• Stated problem:
Every record should be written out exactly, with the pictures left out.

Data entries
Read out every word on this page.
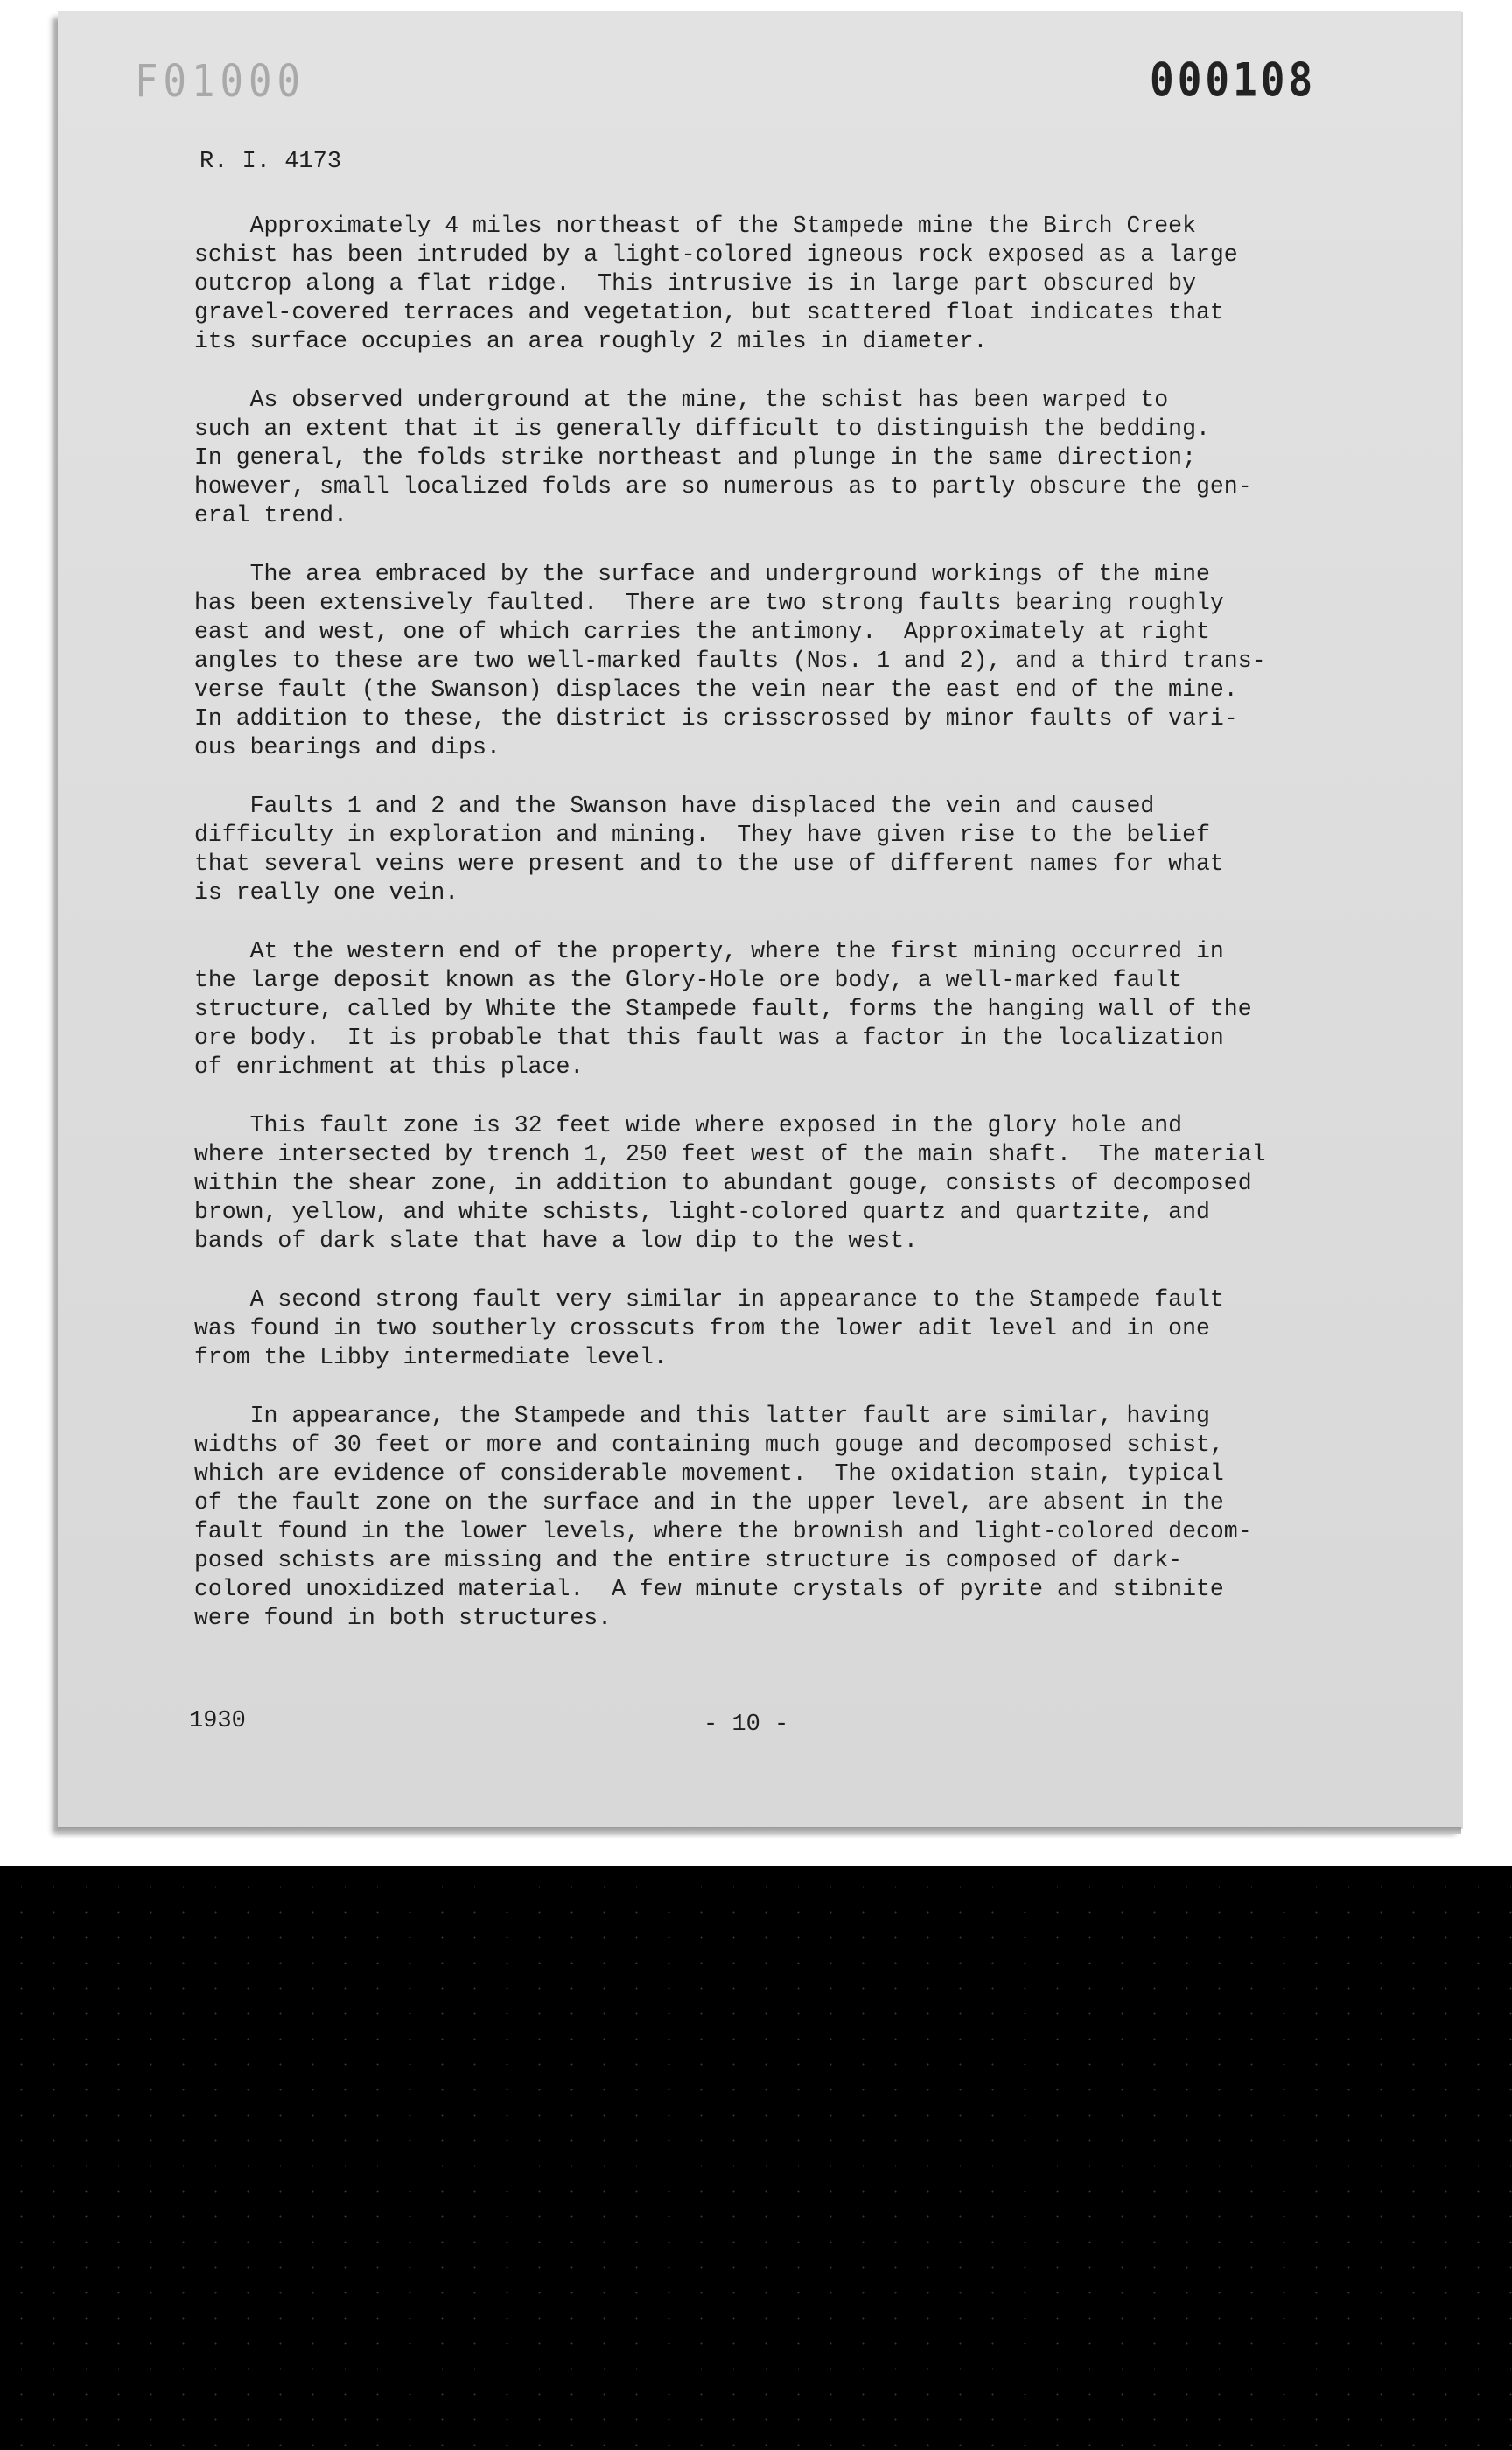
F01000	000108
R. I. 4173

Approximately 4 miles northeast of the Stampede mine the Birch Creek
schist has been intruded by a light-colored igneous rock exposed as a large
outcrop along a flat ridge.  This intrusive is in large part obscured by
gravel-covered terraces and vegetation, but scattered float indicates that
its surface occupies an area roughly 2 miles in diameter.

As observed underground at the mine, the schist has been warped to
such an extent that it is generally difficult to distinguish the bedding.
In general, the folds strike northeast and plunge in the same direction;
however, small localized folds are so numerous as to partly obscure the gen-
eral trend.

The area embraced by the surface and underground workings of the mine
has been extensively faulted.  There are two strong faults bearing roughly
east and west, one of which carries the antimony.  Approximately at right
angles to these are two well-marked faults (Nos. 1 and 2), and a third trans-
verse fault (the Swanson) displaces the vein near the east end of the mine.
In addition to these, the district is crisscrossed by minor faults of vari-
ous bearings and dips.

Faults 1 and 2 and the Swanson have displaced the vein and caused
difficulty in exploration and mining.  They have given rise to the belief
that several veins were present and to the use of different names for what
is really one vein.

At the western end of the property, where the first mining occurred in
the large deposit known as the Glory-Hole ore body, a well-marked fault
structure, called by White the Stampede fault, forms the hanging wall of the
ore body.  It is probable that this fault was a factor in the localization
of enrichment at this place.

This fault zone is 32 feet wide where exposed in the glory hole and
where intersected by trench 1, 250 feet west of the main shaft.  The material
within the shear zone, in addition to abundant gouge, consists of decomposed
brown, yellow, and white schists, light-colored quartz and quartzite, and
bands of dark slate that have a low dip to the west.

A second strong fault very similar in appearance to the Stampede fault
was found in two southerly crosscuts from the lower adit level and in one
from the Libby intermediate level.

In appearance, the Stampede and this latter fault are similar, having
widths of 30 feet or more and containing much gouge and decomposed schist,
which are evidence of considerable movement.  The oxidation stain, typical
of the fault zone on the surface and in the upper level, are absent in the
fault found in the lower levels, where the brownish and light-colored decom-
posed schists are missing and the entire structure is composed of dark-
colored unoxidized material.  A few minute crystals of pyrite and stibnite
were found in both structures.

1930	- 10 -
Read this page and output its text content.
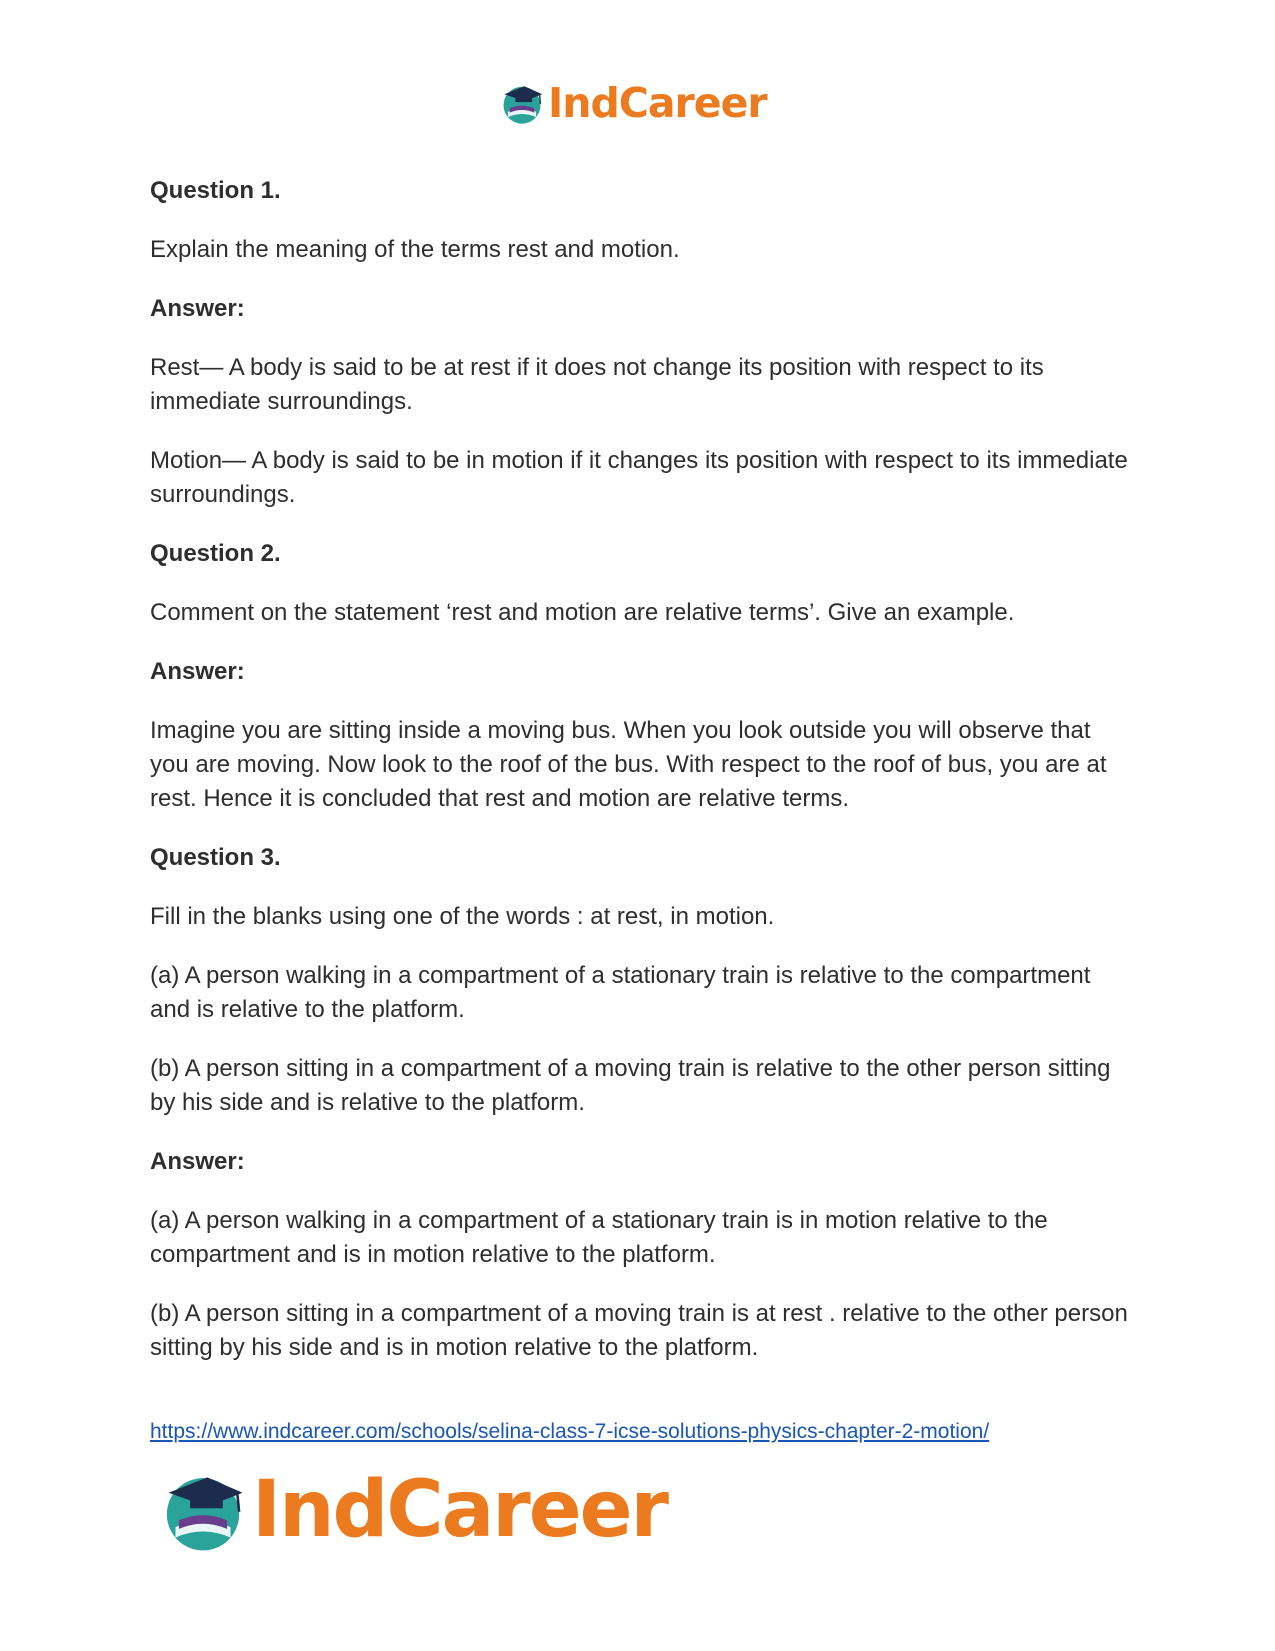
IndCareer

Question 1.

Explain the meaning of the terms rest and motion.

Answer:

Rest— A body is said to be at rest if it does not change its position with respect to its immediate surroundings.

Motion— A body is said to be in motion if it changes its position with respect to its immediate surroundings.

Question 2.

Comment on the statement ‘rest and motion are relative terms’. Give an example.

Answer:

Imagine you are sitting inside a moving bus. When you look outside you will observe that you are moving. Now look to the roof of the bus. With respect to the roof of bus, you are at rest. Hence it is concluded that rest and motion are relative terms.

Question 3.

Fill in the blanks using one of the words : at rest, in motion.

(a) A person walking in a compartment of a stationary train is relative to the compartment and is relative to the platform.

(b) A person sitting in a compartment of a moving train is relative to the other person sitting by his side and is relative to the platform.

Answer:

(a) A person walking in a compartment of a stationary train is in motion relative to the compartment and is in motion relative to the platform.

(b) A person sitting in a compartment of a moving train is at rest . relative to the other person sitting by his side and is in motion relative to the platform.

https://www.indcareer.com/schools/selina-class-7-icse-solutions-physics-chapter-2-motion/
IndCareer
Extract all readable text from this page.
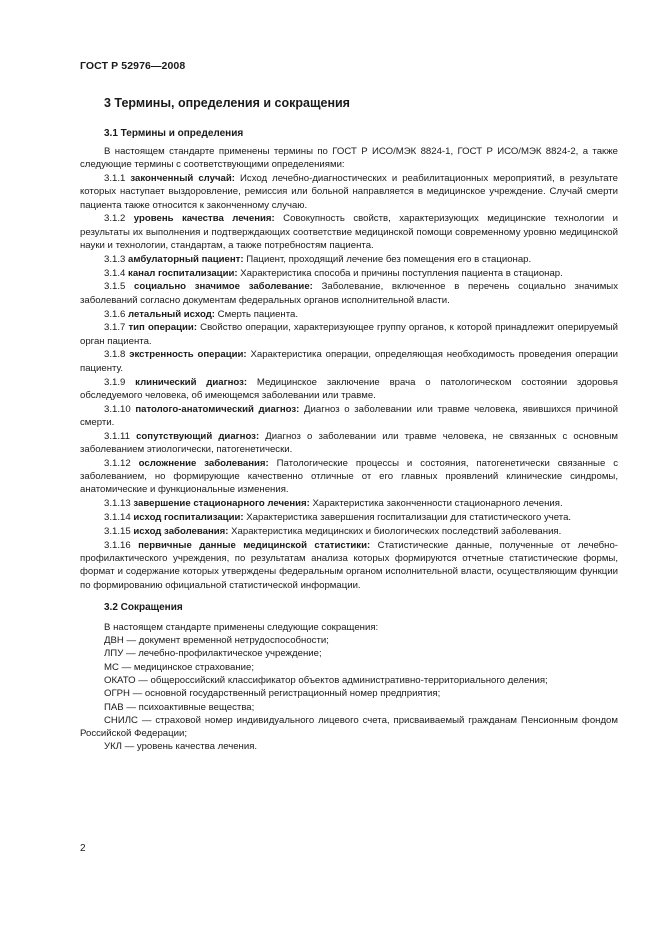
ГОСТ Р 52976—2008
3 Термины, определения и сокращения
3.1 Термины и определения

В настоящем стандарте применены термины по ГОСТ Р ИСО/МЭК 8824-1, ГОСТ Р ИСО/МЭК 8824-2, а также следующие термины с соответствующими определениями:

3.1.1 законченный случай: Исход лечебно-диагностических и реабилитационных мероприятий, в результате которых наступает выздоровление, ремиссия или больной направляется в медицинское учреждение. Случай смерти пациента также относится к законченному случаю.

3.1.2 уровень качества лечения: Совокупность свойств, характеризующих медицинские технологии и результаты их выполнения и подтверждающих соответствие медицинской помощи современному уровню медицинской науки и технологии, стандартам, а также потребностям пациента.

3.1.3 амбулаторный пациент: Пациент, проходящий лечение без помещения его в стационар.

3.1.4 канал госпитализации: Характеристика способа и причины поступления пациента в стационар.

3.1.5 социально значимое заболевание: Заболевание, включенное в перечень социально значимых заболеваний согласно документам федеральных органов исполнительной власти.

3.1.6 летальный исход: Смерть пациента.

3.1.7 тип операции: Свойство операции, характеризующее группу органов, к которой принадлежит оперируемый орган пациента.

3.1.8 экстренность операции: Характеристика операции, определяющая необходимость проведения операции пациенту.

3.1.9 клинический диагноз: Медицинское заключение врача о патологическом состоянии здоровья обследуемого человека, об имеющемся заболевании или травме.

3.1.10 патолого-анатомический диагноз: Диагноз о заболевании или травме человека, явившихся причиной смерти.

3.1.11 сопутствующий диагноз: Диагноз о заболевании или травме человека, не связанных с основным заболеванием этиологически, патогенетически.

3.1.12 осложнение заболевания: Патологические процессы и состояния, патогенетически связанные с заболеванием, но формирующие качественно отличные от его главных проявлений клинические синдромы, анатомические и функциональные изменения.

3.1.13 завершение стационарного лечения: Характеристика законченности стационарного лечения.

3.1.14 исход госпитализации: Характеристика завершения госпитализации для статистического учета.

3.1.15 исход заболевания: Характеристика медицинских и биологических последствий заболевания.

3.1.16 первичные данные медицинской статистики: Статистические данные, полученные от лечебно-профилактического учреждения, по результатам анализа которых формируются отчетные статистические формы, формат и содержание которых утверждены федеральным органом исполнительной власти, осуществляющим функции по формированию официальной статистической информации.

3.2 Сокращения

В настоящем стандарте применены следующие сокращения:

ДВН — документ временной нетрудоспособности;

ЛПУ — лечебно-профилактическое учреждение;

МС — медицинское страхование;

ОКАТО — общероссийский классификатор объектов административно-территориального деления;

ОГРН — основной государственный регистрационный номер предприятия;

ПАВ — психоактивные вещества;

СНИЛС — страховой номер индивидуального лицевого счета, присваиваемый гражданам Пенсионным фондом Российской Федерации;

УКЛ — уровень качества лечения.

2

• Result for this task:
Read out every word on this page.
F01000	000108
R. I. 4173

Approximately 4 miles northeast of the Stampede mine the Birch Creek
schist has been intruded by a light-colored igneous rock exposed as a large
outcrop along a flat ridge.  This intrusive is in large part obscured by
gravel-covered terraces and vegetation, but scattered float indicates that
its surface occupies an area roughly 2 miles in diameter.

As observed underground at the mine, the schist has been warped to
such an extent that it is generally difficult to distinguish the bedding.
In general, the folds strike northeast and plunge in the same direction;
however, small localized folds are so numerous as to partly obscure the gen-
eral trend.

The area embraced by the surface and underground workings of the mine
has been extensively faulted.  There are two strong faults bearing roughly
east and west, one of which carries the antimony.  Approximately at right
angles to these are two well-marked faults (Nos. 1 and 2), and a third trans-
verse fault (the Swanson) displaces the vein near the east end of the mine.
In addition to these, the district is crisscrossed by minor faults of vari-
ous bearings and dips.

Faults 1 and 2 and the Swanson have displaced the vein and caused
difficulty in exploration and mining.  They have given rise to the belief
that several veins were present and to the use of different names for what
is really one vein.

At the western end of the property, where the first mining occurred in
the large deposit known as the Glory-Hole ore body, a well-marked fault
structure, called by White the Stampede fault, forms the hanging wall of the
ore body.  It is probable that this fault was a factor in the localization
of enrichment at this place.

This fault zone is 32 feet wide where exposed in the glory hole and
where intersected by trench 1, 250 feet west of the main shaft.  The material
within the shear zone, in addition to abundant gouge, consists of decomposed
brown, yellow, and white schists, light-colored quartz and quartzite, and
bands of dark slate that have a low dip to the west.

A second strong fault very similar in appearance to the Stampede fault
was found in two southerly crosscuts from the lower adit level and in one
from the Libby intermediate level.

In appearance, the Stampede and this latter fault are similar, having
widths of 30 feet or more and containing much gouge and decomposed schist,
which are evidence of considerable movement.  The oxidation stain, typical
of the fault zone on the surface and in the upper level, are absent in the
fault found in the lower levels, where the brownish and light-colored decom-
posed schists are missing and the entire structure is composed of dark-
colored unoxidized material.  A few minute crystals of pyrite and stibnite
were found in both structures.

1930	- 10 -
Read this page and output its text content.
IndCareer

Question 1.

Explain the meaning of the terms rest and motion.

Answer:

Rest— A body is said to be at rest if it does not change its position with respect to its immediate surroundings.

Motion— A body is said to be in motion if it changes its position with respect to its immediate surroundings.

Question 2.

Comment on the statement ‘rest and motion are relative terms’. Give an example.

Answer:

Imagine you are sitting inside a moving bus. When you look outside you will observe that you are moving. Now look to the roof of the bus. With respect to the roof of bus, you are at rest. Hence it is concluded that rest and motion are relative terms.

Question 3.

Fill in the blanks using one of the words : at rest, in motion.

(a) A person walking in a compartment of a stationary train is relative to the compartment and is relative to the platform.

(b) A person sitting in a compartment of a moving train is relative to the other person sitting by his side and is relative to the platform.

Answer:

(a) A person walking in a compartment of a stationary train is in motion relative to the compartment and is in motion relative to the platform.

(b) A person sitting in a compartment of a moving train is at rest . relative to the other person sitting by his side and is in motion relative to the platform.

https://www.indcareer.com/schools/selina-class-7-icse-solutions-physics-chapter-2-motion/
IndCareer
Extract all readable text from this page.
ГОСТ Р 52976—2008
3 Термины, определения и сокращения
3.1 Термины и определения

В настоящем стандарте применены термины по ГОСТ Р ИСО/МЭК 8824-1, ГОСТ Р ИСО/МЭК 8824-2, а также следующие термины с соответствующими определениями:

3.1.1 законченный случай: Исход лечебно-диагностических и реабилитационных мероприятий, в результате которых наступает выздоровление, ремиссия или больной направляется в медицинское учреждение. Случай смерти пациента также относится к законченному случаю.

3.1.2 уровень качества лечения: Совокупность свойств, характеризующих медицинские технологии и результаты их выполнения и подтверждающих соответствие медицинской помощи современному уровню медицинской науки и технологии, стандартам, а также потребностям пациента.

3.1.3 амбулаторный пациент: Пациент, проходящий лечение без помещения его в стационар.

3.1.4 канал госпитализации: Характеристика способа и причины поступления пациента в стационар.

3.1.5 социально значимое заболевание: Заболевание, включенное в перечень социально значимых заболеваний согласно документам федеральных органов исполнительной власти.

3.1.6 летальный исход: Смерть пациента.

3.1.7 тип операции: Свойство операции, характеризующее группу органов, к которой принадлежит оперируемый орган пациента.

3.1.8 экстренность операции: Характеристика операции, определяющая необходимость проведения операции пациенту.

3.1.9 клинический диагноз: Медицинское заключение врача о патологическом состоянии здоровья обследуемого человека, об имеющемся заболевании или травме.

3.1.10 патолого-анатомический диагноз: Диагноз о заболевании или травме человека, явившихся причиной смерти.

3.1.11 сопутствующий диагноз: Диагноз о заболевании или травме человека, не связанных с основным заболеванием этиологически, патогенетически.

3.1.12 осложнение заболевания: Патологические процессы и состояния, патогенетически связанные с заболеванием, но формирующие качественно отличные от его главных проявлений клинические синдромы, анатомические и функциональные изменения.

3.1.13 завершение стационарного лечения: Характеристика законченности стационарного лечения.

3.1.14 исход госпитализации: Характеристика завершения госпитализации для статистического учета.

3.1.15 исход заболевания: Характеристика медицинских и биологических последствий заболевания.

3.1.16 первичные данные медицинской статистики: Статистические данные, полученные от лечебно-профилактического учреждения, по результатам анализа которых формируются отчетные статистические формы, формат и содержание которых утверждены федеральным органом исполнительной власти, осуществляющим функции по формированию официальной статистической информации.

3.2 Сокращения

В настоящем стандарте применены следующие сокращения:

ДВН — документ временной нетрудоспособности;

ЛПУ — лечебно-профилактическое учреждение;

МС — медицинское страхование;

ОКАТО — общероссийский классификатор объектов административно-территориального деления;

ОГРН — основной государственный регистрационный номер предприятия;

ПАВ — психоактивные вещества;

СНИЛС — страховой номер индивидуального лицевого счета, присваиваемый гражданам Пенсионным фондом Российской Федерации;

УКЛ — уровень качества лечения.

2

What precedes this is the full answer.